● **Directions**
Write the next part of the article on the DuPont and Dow merger, picking up right after its final sentence.

● **Selected extract**

Dupont and Dow to merge
Merger of two giants to subsequently spin into three independent, publicly-traded companies.
December 11, 2015 By Andrew Joseph
DuPont and The Dow Chemical Company announced on December 11, 2015, that they will merge, with the combined company to be named DowDuPont.
The parties intend to subsequently pursue a separation of DowDuPont into three independent, publicly-traded companies through tax-free spin-offs, to occur within 24-months after the merger closes.
The companies will include a leading global pure-play Agriculture company; a leading global pure-play Material Science company; and a leading technology and innovation-driven Specialty Products company, with each having a clear focus, an appropriate capital structure, a distinct and compelling investment thesis, scale advantages, and focused investments in innovation to better deliver superior solutions and choices for customers.
Intended separation into three companies
It is the intention of both companies’ boards of directors that, following the merger, DowDuPont would pursue a tax-free separation into three independent, publicly traded companies with each targeting an investment grade credit rating. Each would be a strong, focused business with powerful innovation capabilities, enhanced global scale and product portfolios, focused capital allocation, and a distinct competitive position. The three businesses that the boards intend to separate are:
- Agriculture Company: Leading global pure-play agriculture company that unites DuPont’s and Dow’s seed and crop protection businesses. The combined entity will have the most comprehensive and diverse portfolio and a robust pipeline with exceptional growth opportunities in the near-, mid- and long-term. The complementary offerings of the two companies will provide growers across geographies with a broad portfolio of solutions and greater choice. Combined pro forma 2014 revenue for Agriculture is approximately $19 billion;
- Material Science Company: A pure-play industrial leader, consisting of DuPont’s Performance Materials segment, as well as Dow’s Performance Plastics, Performance Materials and Chemicals, Infrastructure Solutions, and Consumer Solutions (excluding the Dow Electronic Materials business) operating segments. The combination of complementary capabilities will create a low-cost, innovation-driven leader that can provide customers in high-growth, high-value industry segments in packaging, transportation, and infrastructure solutions, among others with a broad and deep portfolio of cost-effective offerings. Combined pro forma 2014 revenue for Material Science is approximately $51 billion;
- Specialty Products Company: A technology driven innovative leader, focused on unique businesses that share similar investment characteristics and specialty market focus. The businesses will include DuPont’s Nutrition & Health, Industrial Biosciences, Safety & Protection and Electronics & Communications, as well as the Dow Electronic Materials business. Together, their complementary offerings create a new global leader in Electronics Products, and each business will benefit from more targeted investment in their productive technology development and innovation capabilities. Combined pro forma 2014 revenue for Specialty Products is approximately $13 billion.

● **Extracted entries**
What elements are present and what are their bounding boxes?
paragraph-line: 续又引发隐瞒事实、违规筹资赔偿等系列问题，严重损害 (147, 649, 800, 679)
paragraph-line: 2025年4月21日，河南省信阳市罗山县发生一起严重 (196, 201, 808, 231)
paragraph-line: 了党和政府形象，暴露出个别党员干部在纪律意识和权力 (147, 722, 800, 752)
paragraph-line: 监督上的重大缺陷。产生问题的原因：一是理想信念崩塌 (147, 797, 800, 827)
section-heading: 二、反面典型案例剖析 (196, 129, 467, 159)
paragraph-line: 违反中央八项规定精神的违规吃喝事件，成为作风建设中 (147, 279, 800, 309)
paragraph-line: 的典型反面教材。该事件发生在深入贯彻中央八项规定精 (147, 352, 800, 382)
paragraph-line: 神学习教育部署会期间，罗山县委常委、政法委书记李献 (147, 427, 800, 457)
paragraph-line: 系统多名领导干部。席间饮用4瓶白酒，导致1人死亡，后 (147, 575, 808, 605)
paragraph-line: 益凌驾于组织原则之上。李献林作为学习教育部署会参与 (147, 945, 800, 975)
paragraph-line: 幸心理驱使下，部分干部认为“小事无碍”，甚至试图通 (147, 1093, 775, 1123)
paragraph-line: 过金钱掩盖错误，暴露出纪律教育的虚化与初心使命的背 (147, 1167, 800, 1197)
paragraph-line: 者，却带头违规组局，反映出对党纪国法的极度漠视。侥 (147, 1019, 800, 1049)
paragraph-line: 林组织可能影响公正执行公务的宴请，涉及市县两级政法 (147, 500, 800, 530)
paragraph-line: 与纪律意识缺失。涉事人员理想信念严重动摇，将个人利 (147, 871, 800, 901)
--
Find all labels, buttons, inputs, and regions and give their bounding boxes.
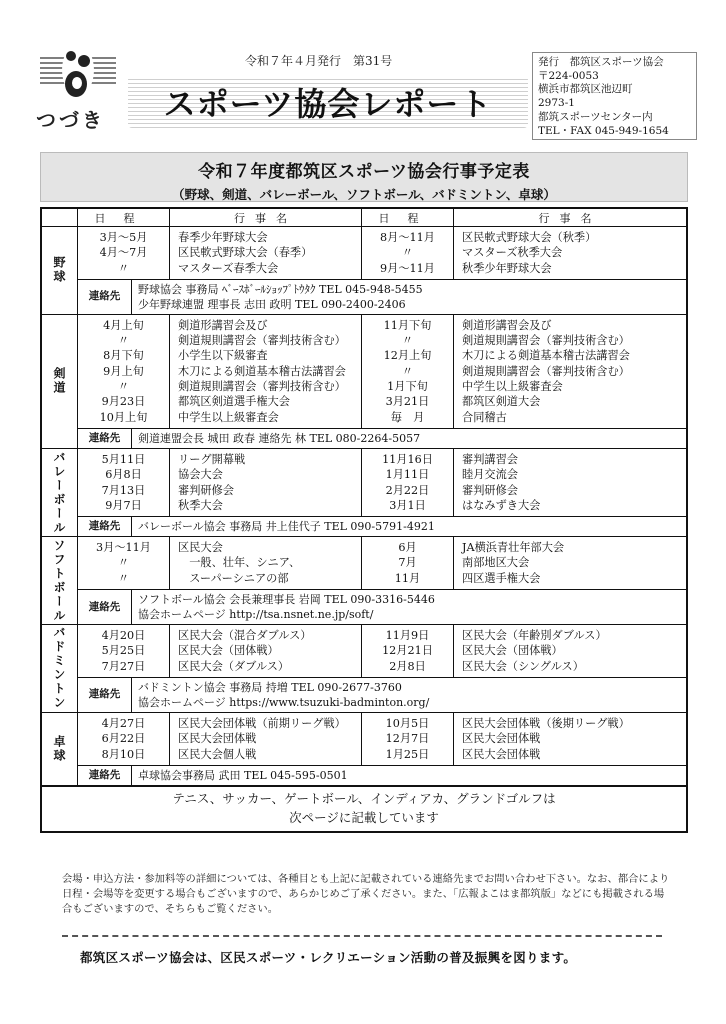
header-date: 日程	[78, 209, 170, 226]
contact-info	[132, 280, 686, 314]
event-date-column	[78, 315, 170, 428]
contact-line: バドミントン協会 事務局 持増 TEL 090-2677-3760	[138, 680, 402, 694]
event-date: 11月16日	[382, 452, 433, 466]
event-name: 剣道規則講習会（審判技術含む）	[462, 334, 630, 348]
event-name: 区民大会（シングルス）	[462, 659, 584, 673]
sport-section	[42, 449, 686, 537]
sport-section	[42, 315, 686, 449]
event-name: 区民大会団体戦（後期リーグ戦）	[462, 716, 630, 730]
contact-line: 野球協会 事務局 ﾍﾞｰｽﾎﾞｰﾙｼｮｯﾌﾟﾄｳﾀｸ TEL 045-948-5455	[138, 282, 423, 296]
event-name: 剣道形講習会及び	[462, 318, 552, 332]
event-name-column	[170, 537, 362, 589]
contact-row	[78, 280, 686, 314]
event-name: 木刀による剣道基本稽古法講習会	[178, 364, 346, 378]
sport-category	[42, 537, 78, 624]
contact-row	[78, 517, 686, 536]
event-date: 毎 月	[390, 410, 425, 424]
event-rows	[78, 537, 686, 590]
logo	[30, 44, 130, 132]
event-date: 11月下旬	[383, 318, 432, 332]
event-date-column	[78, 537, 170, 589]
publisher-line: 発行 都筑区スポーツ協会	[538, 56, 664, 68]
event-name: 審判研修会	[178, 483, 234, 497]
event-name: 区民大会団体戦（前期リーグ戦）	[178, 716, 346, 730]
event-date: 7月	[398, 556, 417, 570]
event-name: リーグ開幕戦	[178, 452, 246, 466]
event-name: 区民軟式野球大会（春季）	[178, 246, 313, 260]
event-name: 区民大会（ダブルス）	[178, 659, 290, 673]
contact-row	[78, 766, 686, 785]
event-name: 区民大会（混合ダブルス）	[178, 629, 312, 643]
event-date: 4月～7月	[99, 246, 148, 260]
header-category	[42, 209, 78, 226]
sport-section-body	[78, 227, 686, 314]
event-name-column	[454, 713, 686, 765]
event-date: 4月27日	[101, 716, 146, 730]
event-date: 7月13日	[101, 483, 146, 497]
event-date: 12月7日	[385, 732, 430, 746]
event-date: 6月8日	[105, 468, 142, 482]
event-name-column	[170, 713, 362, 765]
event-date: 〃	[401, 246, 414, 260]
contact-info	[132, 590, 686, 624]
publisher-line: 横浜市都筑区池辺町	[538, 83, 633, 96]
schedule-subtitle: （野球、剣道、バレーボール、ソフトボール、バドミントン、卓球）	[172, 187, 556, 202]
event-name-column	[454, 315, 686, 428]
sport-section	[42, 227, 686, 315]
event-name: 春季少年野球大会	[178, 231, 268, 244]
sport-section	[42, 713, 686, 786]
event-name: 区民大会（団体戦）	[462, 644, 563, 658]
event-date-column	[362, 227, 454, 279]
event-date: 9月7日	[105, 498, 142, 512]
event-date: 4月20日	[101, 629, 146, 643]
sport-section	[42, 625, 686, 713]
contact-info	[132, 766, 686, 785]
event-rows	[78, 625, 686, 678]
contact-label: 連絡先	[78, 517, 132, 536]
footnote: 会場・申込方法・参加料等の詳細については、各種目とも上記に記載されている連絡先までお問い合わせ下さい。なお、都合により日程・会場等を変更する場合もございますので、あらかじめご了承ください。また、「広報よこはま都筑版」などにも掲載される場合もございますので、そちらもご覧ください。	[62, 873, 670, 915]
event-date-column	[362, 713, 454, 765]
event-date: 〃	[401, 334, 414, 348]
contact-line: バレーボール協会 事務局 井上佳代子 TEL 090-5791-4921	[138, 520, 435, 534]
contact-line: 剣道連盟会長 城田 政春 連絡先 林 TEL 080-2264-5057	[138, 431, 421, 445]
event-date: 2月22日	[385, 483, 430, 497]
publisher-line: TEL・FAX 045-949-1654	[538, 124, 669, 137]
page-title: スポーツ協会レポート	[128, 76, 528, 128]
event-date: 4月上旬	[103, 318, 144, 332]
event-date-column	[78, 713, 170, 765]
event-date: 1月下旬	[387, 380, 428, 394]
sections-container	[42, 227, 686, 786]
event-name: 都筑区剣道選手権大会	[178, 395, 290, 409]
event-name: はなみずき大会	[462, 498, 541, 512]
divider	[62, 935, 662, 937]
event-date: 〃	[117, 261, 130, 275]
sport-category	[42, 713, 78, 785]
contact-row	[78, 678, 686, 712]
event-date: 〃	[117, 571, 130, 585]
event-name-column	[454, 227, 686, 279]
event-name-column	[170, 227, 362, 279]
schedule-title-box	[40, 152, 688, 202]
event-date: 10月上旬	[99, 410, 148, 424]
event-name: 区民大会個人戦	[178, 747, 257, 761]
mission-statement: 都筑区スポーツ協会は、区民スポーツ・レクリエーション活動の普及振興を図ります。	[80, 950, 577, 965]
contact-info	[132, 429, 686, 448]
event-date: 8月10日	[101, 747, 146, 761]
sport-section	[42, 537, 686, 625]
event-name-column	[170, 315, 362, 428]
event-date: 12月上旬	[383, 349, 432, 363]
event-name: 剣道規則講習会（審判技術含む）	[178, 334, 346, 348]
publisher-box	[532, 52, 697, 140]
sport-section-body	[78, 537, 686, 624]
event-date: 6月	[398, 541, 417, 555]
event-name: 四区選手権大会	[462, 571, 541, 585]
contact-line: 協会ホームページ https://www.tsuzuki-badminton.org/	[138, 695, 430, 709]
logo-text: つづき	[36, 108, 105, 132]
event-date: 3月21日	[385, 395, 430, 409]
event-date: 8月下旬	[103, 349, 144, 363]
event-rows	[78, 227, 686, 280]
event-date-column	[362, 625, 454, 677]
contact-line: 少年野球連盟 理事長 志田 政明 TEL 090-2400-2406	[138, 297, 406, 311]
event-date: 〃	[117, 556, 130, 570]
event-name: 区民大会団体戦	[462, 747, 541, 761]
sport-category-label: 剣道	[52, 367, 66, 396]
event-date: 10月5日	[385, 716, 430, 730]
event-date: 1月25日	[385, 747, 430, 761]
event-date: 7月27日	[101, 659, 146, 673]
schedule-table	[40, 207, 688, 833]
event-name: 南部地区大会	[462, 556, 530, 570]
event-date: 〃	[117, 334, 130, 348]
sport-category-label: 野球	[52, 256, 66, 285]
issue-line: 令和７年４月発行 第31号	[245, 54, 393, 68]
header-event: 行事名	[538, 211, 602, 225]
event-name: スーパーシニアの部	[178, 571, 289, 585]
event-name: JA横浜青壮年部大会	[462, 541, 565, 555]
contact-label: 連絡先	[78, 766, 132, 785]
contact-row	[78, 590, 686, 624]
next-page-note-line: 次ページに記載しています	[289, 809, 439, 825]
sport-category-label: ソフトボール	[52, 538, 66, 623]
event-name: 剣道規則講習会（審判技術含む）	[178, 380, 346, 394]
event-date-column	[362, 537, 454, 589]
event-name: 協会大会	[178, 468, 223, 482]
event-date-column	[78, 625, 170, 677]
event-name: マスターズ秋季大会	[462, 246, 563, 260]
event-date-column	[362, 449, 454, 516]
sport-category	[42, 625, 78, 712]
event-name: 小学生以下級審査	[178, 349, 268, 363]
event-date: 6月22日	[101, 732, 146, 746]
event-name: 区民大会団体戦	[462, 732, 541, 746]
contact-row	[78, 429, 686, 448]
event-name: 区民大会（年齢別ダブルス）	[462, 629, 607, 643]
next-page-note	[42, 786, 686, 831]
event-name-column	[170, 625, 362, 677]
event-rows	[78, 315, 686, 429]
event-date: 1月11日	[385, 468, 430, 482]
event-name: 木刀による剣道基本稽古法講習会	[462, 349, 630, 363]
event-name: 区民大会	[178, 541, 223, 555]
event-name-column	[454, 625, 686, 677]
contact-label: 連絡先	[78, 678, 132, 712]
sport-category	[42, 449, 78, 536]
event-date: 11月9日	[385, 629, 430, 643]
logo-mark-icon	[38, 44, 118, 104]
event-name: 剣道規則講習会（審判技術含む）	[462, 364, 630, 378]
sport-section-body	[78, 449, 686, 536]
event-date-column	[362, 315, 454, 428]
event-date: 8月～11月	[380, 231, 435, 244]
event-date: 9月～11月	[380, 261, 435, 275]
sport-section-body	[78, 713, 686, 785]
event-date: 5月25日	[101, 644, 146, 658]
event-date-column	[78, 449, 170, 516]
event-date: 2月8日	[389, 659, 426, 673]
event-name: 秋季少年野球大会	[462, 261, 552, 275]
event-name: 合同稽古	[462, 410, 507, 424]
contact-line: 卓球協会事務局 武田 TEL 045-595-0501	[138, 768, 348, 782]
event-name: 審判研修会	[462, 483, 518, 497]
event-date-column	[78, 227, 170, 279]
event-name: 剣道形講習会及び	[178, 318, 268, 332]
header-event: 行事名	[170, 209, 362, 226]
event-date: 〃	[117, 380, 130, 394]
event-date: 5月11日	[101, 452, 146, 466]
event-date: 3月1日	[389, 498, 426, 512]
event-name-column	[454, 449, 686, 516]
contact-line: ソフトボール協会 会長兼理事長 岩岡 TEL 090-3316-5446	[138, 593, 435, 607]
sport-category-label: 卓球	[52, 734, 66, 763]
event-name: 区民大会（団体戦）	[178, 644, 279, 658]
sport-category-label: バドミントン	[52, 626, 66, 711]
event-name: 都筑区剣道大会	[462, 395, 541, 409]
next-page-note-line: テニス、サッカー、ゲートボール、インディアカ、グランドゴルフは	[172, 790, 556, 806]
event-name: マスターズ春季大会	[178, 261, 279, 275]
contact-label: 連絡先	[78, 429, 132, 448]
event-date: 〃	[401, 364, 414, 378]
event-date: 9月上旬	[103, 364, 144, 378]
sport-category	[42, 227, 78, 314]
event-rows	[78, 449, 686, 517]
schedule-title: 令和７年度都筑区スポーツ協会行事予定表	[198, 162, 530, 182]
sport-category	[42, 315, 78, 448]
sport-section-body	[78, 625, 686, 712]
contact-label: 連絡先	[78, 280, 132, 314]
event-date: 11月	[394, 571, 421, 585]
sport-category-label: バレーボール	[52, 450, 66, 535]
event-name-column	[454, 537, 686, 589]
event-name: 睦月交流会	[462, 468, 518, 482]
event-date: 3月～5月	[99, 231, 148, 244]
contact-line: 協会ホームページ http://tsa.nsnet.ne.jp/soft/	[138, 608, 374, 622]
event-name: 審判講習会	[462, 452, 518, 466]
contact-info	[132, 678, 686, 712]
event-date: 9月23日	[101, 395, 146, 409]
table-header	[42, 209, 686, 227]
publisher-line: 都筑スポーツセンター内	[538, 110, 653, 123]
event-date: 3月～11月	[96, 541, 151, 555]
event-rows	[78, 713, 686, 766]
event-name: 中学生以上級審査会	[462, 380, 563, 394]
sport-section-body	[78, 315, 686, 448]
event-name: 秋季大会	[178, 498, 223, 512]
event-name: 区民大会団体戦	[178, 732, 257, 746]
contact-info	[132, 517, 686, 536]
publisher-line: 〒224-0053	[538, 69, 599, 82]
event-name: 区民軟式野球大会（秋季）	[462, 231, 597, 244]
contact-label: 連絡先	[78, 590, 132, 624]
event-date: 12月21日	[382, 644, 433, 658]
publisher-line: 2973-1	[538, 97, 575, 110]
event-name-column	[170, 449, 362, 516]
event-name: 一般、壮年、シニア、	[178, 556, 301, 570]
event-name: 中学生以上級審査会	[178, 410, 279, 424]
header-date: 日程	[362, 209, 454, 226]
==
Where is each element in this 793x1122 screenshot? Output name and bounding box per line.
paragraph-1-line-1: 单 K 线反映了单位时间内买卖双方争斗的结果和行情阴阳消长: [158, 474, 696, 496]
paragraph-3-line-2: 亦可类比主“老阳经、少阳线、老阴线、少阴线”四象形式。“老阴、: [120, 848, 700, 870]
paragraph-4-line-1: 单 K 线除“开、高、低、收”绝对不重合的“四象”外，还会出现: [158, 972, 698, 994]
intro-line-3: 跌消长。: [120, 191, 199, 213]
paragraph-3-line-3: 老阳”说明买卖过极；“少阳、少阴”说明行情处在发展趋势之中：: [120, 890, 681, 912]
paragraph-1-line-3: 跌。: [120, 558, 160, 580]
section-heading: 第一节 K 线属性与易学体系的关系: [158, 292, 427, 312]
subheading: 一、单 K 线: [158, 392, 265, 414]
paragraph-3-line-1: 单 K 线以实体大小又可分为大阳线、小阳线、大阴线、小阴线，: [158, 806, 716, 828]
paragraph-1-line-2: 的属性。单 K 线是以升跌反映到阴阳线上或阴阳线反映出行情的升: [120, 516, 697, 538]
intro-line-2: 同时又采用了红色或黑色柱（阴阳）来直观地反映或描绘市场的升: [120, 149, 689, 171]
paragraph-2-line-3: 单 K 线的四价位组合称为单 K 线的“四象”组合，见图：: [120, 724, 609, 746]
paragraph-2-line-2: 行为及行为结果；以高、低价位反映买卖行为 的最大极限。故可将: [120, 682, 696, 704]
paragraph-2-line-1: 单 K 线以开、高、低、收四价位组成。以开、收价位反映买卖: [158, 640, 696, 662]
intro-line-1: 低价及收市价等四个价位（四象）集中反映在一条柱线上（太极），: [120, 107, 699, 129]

● **Reply**
“This transaction is a game-changer for our industry and reflects the culmination of a vision we have had for more than a decade to bring together these two powerful innovation and material science leaders,” saysDow chairman and chief executive officer Andrew N. Liveris. “Over the last decade our entire industry has experienced tectonic shifts as an evolving world presented complex challenges and opportunities – requiring each company to exercise foresight, agility and focus on execution. This transaction is a major accelerator in Dow’s ongoing transformation, and through this we are creating significant value and three powerful new companies. This merger of equals significantly enhances the growth profile for both companies, while driving value for all of our shareholders and our customers.”
DuPont chairman and chief executive officer Edward D. Breen says, “This is an extraordinary opportunity to deliver long-term, sustainable shareholder value through the combination of two highly complementary global leaders and the creation of three strong, focused, industry-leading businesses. Each of these businesses will be able to allocate capital more effectively, apply its powerful innovation more productively, and extend its value-added products and solutions to more customers worldwide.”
He continues: “For DuPont, this is a definitive leap forward on our path to higher growth and higher value. This merger of equals will create significant near-term value through substantial cost synergies and additional upside from growth synergies. Longer term, the three-way split we intend to pursue is expected to unlock even greater value for shareholders and customers and more opportunity for employees as each business will be a leader in attractive segments where global challenges are driving demand for these businesses’ distinctive offerings.”
Advisory Committees will be established for each of the three businesses. Breen will lead the Agriculture and Specialty Products Committees, and Liveris will lead the Material Science Committee. These Committees will oversee the respective businesses, and will work with Liveris and Breen on the intended separation of the businesses into independent, standalone entities.
Upon closing of the transaction, the combined company would be named DowDuPont and have a combined market capitalization of approximately $130-billion at announcement.
The transaction is expected to deliver approximately $3-billion in cost synergies, with 100 percent of the run-rate cost synergies achieved within the first 24 months following the closing of the transaction. Additional upside of approximately $1-billion is expected from growth synergies.
Management, Governance and Corporate HQ
Upon completion of the transaction, Liveris will become executive chairman of the newly formed DowDuPont Board of Directors and Breen will become chief executive officer of DowDuPont. In these roles, both Liveris and Breen will report to the Board of Directors. In addition, when named, the chief financial officer will report to Breen.
DowDuPont’s board is expected to have 16 directors, consisting of eight current DuPont directors and eight current Dow directors. The full list of directors will be announced prior to or in conjunction with the closing of the merger. The Committees of each company will appoint the leaders of the three new standalone companies prior to a contemplated spin-off.
Following the closing of the transaction, DowDuPont will be dual headquartered in Midland, Michigan and Wilmington, Delaware.
The merger transaction is expected to close in the second half of 2016.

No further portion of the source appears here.